— TASK TO COMPLETE —
Keep only those lines of the records that include the string "JSON".

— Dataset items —
* * * * * * *

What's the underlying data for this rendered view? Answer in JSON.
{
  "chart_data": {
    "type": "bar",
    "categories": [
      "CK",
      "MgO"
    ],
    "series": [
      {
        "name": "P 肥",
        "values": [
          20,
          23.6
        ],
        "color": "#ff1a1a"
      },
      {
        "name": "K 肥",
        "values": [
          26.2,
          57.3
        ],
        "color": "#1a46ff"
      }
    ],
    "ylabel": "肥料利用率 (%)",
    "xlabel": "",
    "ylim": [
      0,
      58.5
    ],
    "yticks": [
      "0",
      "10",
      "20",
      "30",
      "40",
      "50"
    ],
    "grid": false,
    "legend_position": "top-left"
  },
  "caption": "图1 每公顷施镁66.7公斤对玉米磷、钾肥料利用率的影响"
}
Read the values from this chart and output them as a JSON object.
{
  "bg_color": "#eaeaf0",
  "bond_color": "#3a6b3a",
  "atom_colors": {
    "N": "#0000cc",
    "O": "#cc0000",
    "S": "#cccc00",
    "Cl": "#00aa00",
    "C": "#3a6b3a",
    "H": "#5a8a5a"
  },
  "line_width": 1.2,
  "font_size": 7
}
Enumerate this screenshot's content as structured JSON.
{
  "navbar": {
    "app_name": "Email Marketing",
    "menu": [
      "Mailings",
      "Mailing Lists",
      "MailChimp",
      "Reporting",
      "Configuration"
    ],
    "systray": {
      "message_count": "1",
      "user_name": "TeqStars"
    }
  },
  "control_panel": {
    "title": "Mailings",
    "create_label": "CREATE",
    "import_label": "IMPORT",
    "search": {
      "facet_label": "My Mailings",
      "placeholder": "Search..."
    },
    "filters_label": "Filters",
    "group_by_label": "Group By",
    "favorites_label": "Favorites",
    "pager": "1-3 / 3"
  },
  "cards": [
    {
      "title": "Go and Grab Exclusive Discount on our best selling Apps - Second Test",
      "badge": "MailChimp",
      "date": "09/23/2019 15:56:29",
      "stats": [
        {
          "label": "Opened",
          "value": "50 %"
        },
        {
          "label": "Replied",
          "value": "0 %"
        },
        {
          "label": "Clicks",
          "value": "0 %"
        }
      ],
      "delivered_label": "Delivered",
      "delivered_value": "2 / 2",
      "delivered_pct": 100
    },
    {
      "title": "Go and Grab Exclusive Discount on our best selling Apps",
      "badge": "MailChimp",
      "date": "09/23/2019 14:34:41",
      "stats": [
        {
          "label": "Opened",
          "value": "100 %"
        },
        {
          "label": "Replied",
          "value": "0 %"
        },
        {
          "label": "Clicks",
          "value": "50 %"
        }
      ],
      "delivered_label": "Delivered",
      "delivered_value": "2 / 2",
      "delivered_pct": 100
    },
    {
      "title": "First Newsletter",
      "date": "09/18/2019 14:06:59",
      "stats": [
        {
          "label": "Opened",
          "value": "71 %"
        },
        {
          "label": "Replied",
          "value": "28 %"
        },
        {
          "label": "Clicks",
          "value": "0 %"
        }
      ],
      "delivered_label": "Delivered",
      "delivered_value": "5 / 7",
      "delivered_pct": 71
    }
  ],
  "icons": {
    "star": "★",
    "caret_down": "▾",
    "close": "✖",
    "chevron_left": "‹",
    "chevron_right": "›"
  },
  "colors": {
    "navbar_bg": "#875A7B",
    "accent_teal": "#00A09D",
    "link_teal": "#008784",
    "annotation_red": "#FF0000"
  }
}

* * * * * * *

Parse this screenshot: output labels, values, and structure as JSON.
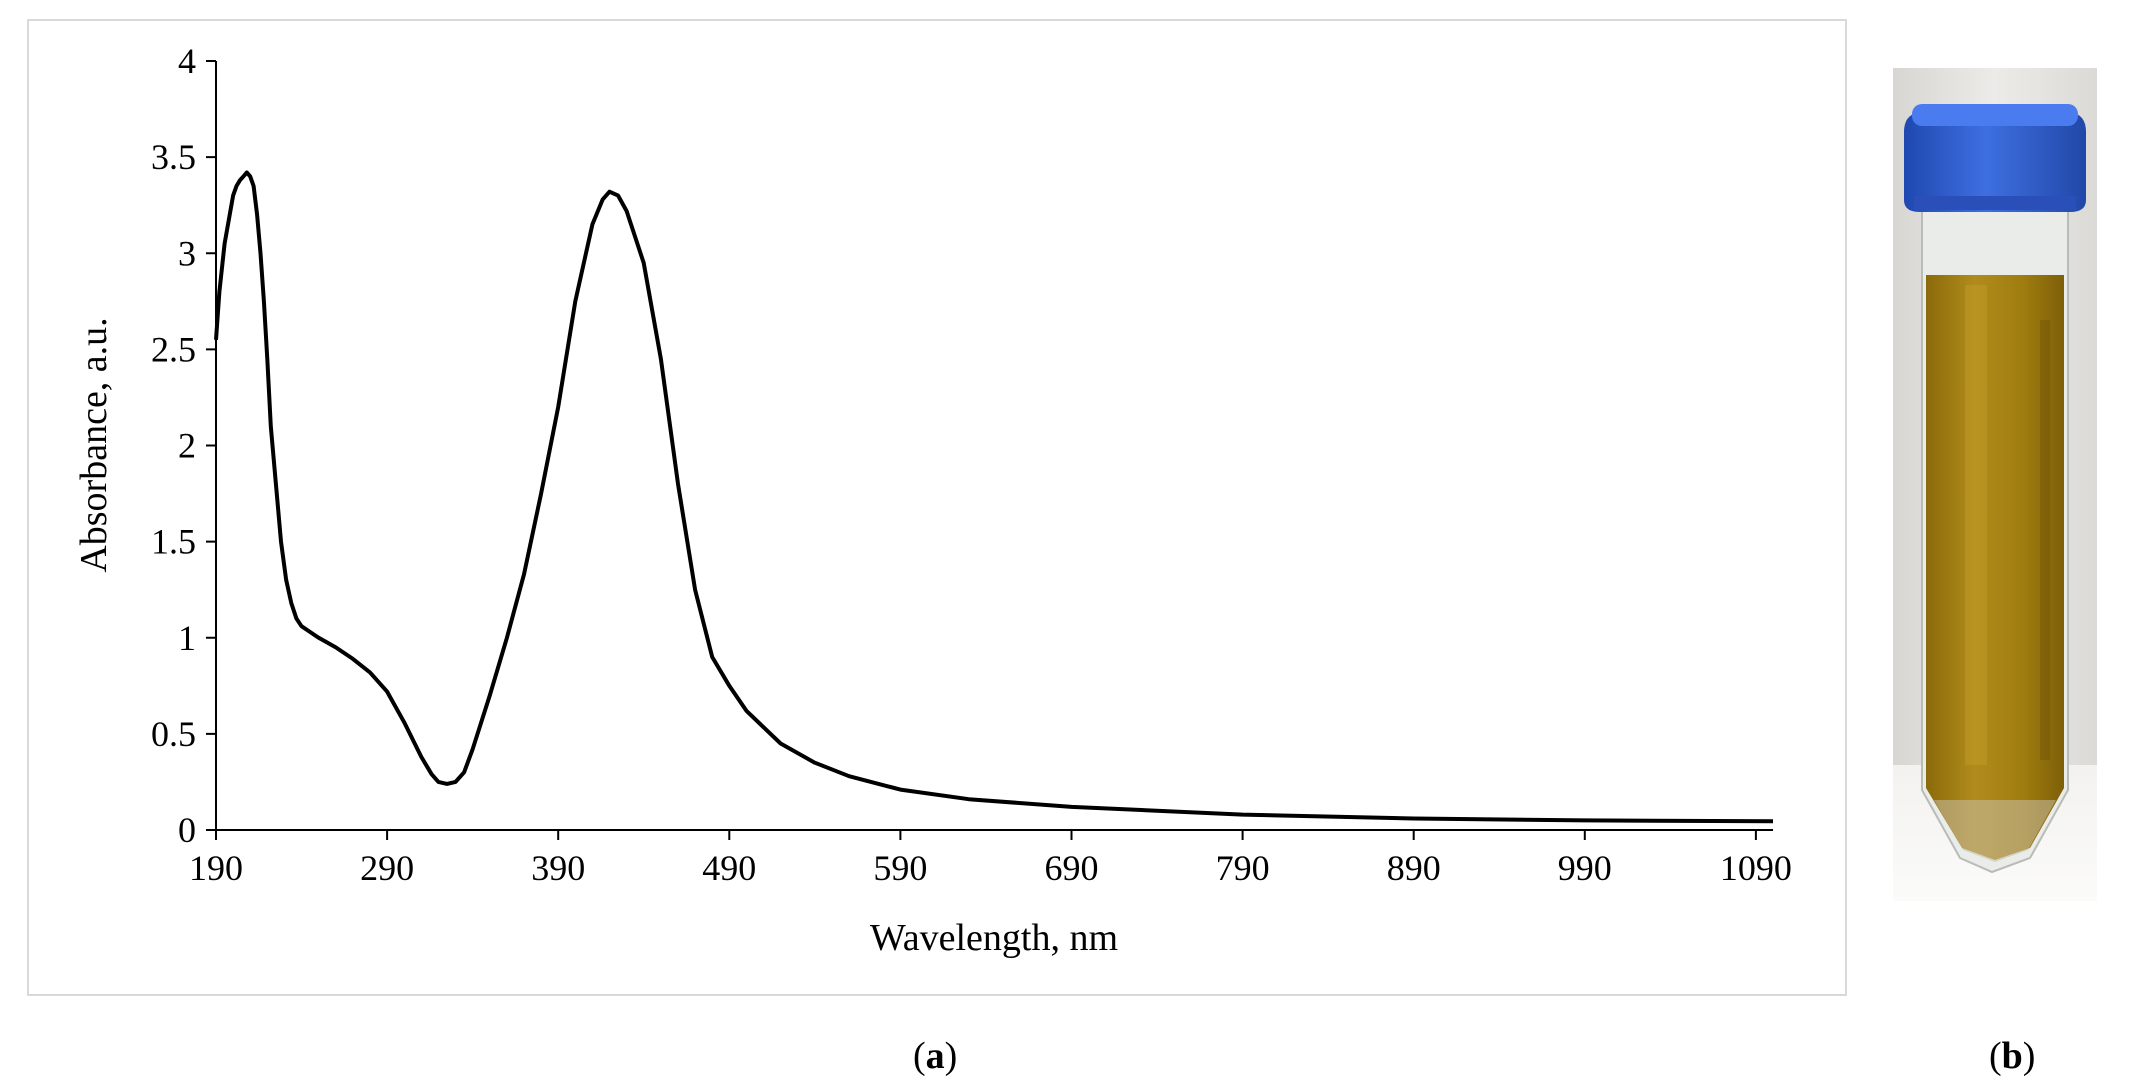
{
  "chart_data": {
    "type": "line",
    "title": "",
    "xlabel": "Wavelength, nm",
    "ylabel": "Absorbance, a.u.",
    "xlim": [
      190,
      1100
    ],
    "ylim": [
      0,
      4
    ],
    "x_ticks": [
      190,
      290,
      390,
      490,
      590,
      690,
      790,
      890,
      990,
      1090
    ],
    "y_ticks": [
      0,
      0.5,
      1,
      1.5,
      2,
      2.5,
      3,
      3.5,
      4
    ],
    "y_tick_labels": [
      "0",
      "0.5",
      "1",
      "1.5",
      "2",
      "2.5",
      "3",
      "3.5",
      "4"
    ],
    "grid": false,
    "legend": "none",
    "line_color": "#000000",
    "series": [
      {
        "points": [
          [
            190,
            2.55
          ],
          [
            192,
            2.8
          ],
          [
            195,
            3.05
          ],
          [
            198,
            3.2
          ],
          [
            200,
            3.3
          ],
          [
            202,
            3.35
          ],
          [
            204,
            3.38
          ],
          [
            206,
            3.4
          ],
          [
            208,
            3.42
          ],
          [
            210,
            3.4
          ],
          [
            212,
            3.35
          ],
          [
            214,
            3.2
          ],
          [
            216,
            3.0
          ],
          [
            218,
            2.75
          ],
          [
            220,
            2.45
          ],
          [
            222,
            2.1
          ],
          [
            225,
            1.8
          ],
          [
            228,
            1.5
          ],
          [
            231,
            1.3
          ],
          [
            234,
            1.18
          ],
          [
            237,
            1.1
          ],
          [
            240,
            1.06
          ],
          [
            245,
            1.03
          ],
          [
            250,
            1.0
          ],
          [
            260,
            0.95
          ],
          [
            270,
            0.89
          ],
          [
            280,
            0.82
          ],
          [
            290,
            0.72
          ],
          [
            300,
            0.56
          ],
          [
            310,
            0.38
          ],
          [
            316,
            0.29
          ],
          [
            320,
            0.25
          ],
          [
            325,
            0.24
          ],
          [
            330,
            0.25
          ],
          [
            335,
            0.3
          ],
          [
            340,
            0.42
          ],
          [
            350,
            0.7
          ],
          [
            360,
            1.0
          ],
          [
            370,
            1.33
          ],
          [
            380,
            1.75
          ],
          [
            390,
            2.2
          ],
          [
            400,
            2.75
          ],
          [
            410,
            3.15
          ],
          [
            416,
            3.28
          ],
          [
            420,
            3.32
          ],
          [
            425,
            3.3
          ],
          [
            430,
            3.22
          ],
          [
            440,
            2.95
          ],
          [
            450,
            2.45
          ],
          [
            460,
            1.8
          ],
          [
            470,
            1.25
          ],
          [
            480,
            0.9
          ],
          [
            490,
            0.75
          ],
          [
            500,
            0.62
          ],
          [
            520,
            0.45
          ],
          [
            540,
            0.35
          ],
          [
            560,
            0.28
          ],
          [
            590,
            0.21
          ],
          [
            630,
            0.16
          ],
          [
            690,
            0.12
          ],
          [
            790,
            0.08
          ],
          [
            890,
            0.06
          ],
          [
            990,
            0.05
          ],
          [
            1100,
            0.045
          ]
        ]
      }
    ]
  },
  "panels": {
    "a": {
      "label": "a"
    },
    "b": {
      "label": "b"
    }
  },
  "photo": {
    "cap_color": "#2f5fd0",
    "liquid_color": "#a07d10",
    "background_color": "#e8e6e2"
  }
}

* * * * * * *

— RESPONSE TO THIS EXERCISE —
What's the underlying data for this rendered view? Answer in JSON.
Read the values from this chart and output them as a JSON object.
Enumerate this screenshot's content as structured JSON.
Parse this screenshot: output labels, values, and structure as JSON.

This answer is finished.